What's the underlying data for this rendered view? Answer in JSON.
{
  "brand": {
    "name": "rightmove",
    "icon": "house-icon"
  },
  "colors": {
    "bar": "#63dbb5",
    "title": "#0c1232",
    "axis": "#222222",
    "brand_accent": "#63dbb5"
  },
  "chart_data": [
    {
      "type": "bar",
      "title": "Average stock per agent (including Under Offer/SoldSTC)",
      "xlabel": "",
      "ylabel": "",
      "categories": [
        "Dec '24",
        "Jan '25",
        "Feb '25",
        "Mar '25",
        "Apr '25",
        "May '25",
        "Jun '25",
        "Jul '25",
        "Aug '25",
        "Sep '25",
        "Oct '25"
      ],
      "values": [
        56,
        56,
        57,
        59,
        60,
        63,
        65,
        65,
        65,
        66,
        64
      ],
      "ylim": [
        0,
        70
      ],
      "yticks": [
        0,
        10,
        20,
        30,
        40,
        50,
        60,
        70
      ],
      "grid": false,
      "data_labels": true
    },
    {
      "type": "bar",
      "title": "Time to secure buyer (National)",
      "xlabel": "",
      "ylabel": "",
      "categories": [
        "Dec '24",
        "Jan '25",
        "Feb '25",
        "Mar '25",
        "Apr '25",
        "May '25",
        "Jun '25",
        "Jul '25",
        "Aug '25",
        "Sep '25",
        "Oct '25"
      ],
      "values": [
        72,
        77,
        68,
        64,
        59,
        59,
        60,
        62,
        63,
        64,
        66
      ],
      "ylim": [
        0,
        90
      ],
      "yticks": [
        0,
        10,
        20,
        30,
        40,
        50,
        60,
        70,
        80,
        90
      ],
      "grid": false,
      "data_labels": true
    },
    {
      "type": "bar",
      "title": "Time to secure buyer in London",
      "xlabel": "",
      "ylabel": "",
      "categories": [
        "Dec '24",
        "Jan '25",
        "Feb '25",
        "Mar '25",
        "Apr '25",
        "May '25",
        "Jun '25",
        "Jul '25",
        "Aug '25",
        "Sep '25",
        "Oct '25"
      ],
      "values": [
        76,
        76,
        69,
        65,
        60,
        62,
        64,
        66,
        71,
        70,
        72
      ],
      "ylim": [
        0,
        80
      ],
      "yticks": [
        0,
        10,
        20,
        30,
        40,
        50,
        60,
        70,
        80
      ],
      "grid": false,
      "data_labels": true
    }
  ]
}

__________

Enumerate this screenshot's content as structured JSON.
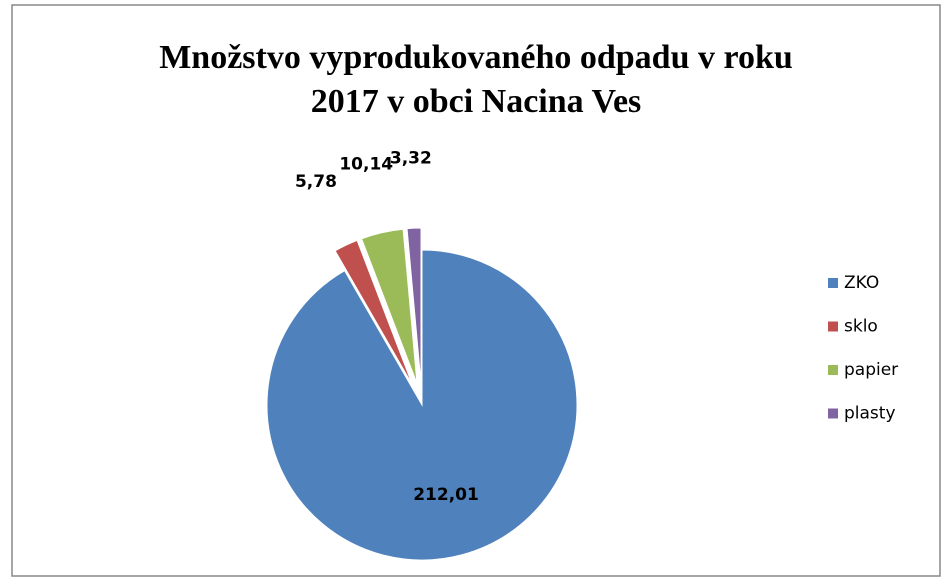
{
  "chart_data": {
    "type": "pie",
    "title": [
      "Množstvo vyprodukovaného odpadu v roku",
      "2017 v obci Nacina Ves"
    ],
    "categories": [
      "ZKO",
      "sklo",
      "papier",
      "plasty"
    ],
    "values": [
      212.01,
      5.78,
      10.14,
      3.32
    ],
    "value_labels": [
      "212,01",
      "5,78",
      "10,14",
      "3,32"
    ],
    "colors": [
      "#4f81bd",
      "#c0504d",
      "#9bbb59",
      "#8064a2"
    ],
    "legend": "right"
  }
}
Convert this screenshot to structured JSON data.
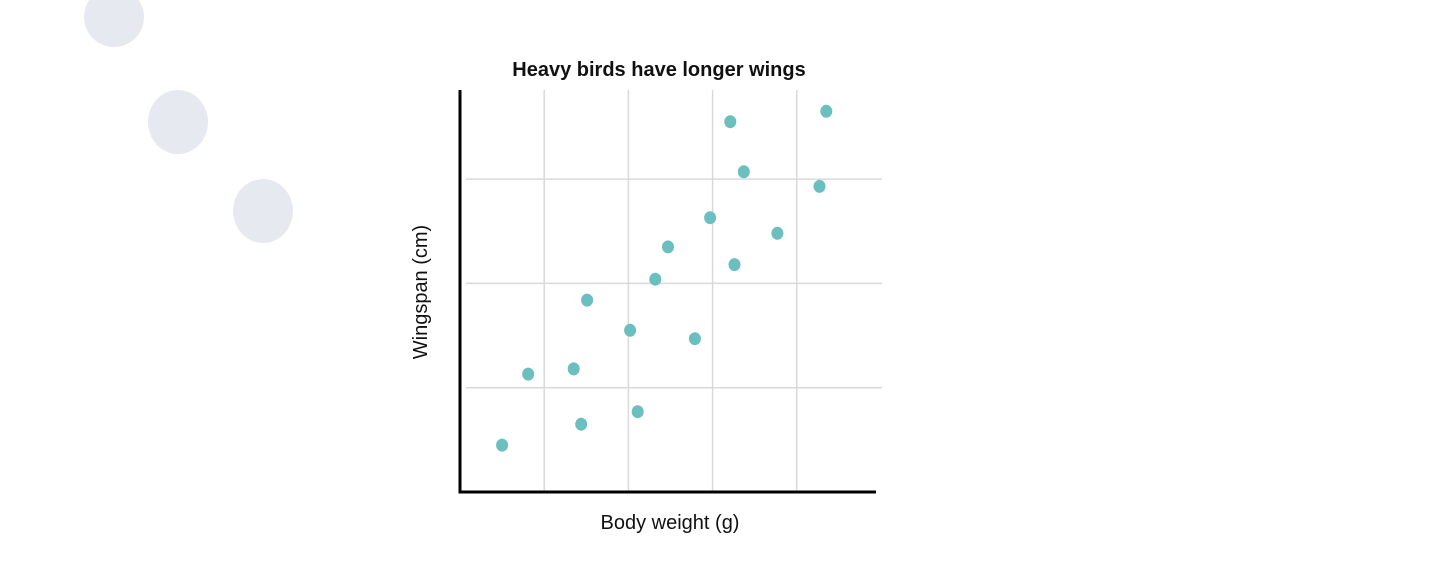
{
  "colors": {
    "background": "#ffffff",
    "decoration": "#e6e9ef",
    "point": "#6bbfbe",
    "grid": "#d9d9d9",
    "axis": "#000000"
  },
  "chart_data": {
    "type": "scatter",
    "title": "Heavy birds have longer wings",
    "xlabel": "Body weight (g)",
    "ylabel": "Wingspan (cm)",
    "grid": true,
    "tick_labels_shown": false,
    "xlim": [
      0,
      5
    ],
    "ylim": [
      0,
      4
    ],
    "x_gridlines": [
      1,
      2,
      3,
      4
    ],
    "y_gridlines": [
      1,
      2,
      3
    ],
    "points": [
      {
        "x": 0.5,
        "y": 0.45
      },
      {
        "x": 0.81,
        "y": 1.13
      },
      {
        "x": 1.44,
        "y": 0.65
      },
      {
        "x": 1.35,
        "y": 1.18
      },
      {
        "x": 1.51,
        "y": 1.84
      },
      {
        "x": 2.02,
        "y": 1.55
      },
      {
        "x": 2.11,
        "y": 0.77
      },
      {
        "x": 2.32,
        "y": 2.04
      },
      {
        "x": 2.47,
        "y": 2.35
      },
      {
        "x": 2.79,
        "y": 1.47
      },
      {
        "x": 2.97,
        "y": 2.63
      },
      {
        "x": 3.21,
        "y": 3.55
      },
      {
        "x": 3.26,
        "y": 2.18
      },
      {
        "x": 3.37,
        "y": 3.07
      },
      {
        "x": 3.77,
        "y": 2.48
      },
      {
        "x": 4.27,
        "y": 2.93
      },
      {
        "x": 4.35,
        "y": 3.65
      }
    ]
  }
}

__________

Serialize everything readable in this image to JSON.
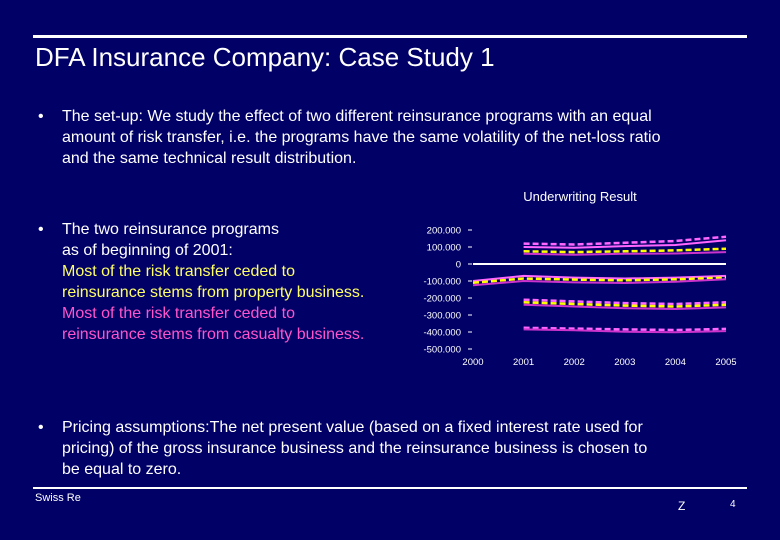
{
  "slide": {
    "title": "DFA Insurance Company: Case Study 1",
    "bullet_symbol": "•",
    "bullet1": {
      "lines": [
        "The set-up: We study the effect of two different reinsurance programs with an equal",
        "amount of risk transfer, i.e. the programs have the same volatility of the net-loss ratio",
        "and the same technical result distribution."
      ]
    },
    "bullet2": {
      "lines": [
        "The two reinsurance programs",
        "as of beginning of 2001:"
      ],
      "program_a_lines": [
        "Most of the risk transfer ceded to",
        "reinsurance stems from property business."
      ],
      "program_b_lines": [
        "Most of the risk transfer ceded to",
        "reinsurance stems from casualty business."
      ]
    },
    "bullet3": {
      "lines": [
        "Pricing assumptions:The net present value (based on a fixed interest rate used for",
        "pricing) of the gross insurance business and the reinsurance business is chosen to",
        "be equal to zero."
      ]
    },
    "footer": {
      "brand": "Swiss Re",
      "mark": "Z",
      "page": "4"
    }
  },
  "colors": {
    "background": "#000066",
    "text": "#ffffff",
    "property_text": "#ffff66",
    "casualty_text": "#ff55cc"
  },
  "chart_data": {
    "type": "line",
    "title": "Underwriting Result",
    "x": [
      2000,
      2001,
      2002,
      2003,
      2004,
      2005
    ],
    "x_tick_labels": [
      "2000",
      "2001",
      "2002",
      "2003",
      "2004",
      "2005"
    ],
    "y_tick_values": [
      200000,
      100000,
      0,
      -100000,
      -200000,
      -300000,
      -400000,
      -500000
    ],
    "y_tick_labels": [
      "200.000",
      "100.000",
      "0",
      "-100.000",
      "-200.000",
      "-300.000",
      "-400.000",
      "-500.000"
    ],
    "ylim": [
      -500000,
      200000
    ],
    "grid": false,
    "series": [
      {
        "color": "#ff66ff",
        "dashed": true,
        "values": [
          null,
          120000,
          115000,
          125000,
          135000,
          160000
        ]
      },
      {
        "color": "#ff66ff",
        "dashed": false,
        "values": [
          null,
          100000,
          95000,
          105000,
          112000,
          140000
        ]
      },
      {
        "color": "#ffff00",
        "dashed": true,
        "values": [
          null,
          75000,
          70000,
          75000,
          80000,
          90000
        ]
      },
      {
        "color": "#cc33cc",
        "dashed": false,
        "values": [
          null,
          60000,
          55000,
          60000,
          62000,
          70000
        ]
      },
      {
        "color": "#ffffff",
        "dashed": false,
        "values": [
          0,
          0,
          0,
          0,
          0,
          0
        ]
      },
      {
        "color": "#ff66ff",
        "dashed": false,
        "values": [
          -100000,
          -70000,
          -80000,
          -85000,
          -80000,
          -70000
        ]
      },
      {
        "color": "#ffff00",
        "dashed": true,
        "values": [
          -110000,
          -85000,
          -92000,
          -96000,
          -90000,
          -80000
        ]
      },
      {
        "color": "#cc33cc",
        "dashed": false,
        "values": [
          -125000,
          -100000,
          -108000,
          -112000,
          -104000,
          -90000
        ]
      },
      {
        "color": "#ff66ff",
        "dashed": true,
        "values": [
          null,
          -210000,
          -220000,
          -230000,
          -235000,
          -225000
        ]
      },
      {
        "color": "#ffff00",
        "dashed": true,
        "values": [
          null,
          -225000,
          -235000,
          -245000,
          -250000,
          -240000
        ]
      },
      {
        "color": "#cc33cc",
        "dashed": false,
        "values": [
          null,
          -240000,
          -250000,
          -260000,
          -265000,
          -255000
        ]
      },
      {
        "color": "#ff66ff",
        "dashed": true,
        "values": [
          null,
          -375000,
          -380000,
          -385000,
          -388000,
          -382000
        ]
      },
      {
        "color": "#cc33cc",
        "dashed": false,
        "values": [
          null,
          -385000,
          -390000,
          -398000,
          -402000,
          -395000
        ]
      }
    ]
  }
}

__________

Task objective: Search the entries for "screenshot" and copy out each line that has it.

Written solution:
Enumerate this screenshot's content as structured JSON.
Convert this screenshot to structured JSON data.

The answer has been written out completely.